A - Contrast-enhanced abdominopelvic CT demonstrating a 33.4 mm × 37.4 mm hypo-enhancing pancreatic head mass. B - Contrast-enhanced abdominopelvic CT 2 weeks later demonstrating significant interval growth of hypo-enhancing pancreatic head mass to 50.0 mm × 57.1 mm.

ERCP revealed. (A) a dilated common bile duct to 15 mm in diameter with (B) diffuse intrahepatic biliary duct dilatation. (C) A 20 mm stricture within the intrapancreatic portion at the pancreatic head (yellow arrow). Sphincterotomy was performed and a 10 mm × 8 cm covered metal stent was placed.
Discussion
In 1947, Hefferman described the first report of pancreatic plasmacytoma presenting as acute intestinal obstruction [5]. Pancreatic involvement may present as an isolated plasmacytoma or in association with underlying multiple myeloma, which can either precede a diagnosis of multiple myeloma or as a manifestation of disease recurrence [6].

◆ Activity ◆
Copy the case report excerpt starting with "A - Contrast-enhanced" and going on through "stent was placed.", and substitute "low-enhancing" for "hypo-enhancing" wherever it occurs.

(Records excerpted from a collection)
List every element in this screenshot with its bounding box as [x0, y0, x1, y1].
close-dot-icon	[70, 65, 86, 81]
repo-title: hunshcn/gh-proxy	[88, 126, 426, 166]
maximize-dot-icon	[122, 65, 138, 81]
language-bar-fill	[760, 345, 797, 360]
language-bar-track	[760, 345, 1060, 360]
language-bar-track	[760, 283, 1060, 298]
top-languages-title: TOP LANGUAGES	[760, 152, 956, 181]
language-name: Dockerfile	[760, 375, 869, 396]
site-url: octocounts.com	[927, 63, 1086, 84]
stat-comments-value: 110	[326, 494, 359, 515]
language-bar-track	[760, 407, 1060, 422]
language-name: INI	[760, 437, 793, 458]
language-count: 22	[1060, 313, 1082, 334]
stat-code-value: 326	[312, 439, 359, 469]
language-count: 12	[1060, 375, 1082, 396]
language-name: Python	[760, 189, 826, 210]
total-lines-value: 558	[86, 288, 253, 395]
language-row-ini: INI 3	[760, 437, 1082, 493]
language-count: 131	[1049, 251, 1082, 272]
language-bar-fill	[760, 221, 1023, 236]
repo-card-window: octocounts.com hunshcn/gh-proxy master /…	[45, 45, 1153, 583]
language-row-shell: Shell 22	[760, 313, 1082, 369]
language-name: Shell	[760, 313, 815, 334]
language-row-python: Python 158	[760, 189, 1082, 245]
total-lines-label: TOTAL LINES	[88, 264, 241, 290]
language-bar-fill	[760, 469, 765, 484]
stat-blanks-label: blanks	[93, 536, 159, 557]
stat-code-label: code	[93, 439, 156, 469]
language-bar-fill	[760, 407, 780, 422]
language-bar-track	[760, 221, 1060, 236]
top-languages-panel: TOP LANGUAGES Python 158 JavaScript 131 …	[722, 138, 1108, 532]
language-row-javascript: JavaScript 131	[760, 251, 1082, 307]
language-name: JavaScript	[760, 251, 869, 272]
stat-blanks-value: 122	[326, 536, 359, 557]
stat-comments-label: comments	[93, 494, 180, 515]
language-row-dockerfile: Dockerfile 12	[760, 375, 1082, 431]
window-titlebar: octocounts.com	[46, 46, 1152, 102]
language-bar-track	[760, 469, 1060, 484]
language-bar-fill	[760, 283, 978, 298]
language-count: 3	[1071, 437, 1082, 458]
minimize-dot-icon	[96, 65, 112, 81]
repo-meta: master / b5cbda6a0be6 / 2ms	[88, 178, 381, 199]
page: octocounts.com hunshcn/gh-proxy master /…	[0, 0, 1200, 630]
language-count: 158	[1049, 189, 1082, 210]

◆ Exercise result ◆
A - Contrast-enhanced abdominopelvic CT demonstrating a 33.4 mm × 37.4 mm low-enhancing pancreatic head mass. B - Contrast-enhanced abdominopelvic CT 2 weeks later demonstrating significant interval growth of low-enhancing pancreatic head mass to 50.0 mm × 57.1 mm.

ERCP revealed. (A) a dilated common bile duct to 15 mm in diameter with (B) diffuse intrahepatic biliary duct dilatation. (C) A 20 mm stricture within the intrapancreatic portion at the pancreatic head (yellow arrow). Sphincterotomy was performed and a 10 mm × 8 cm covered metal stent was placed.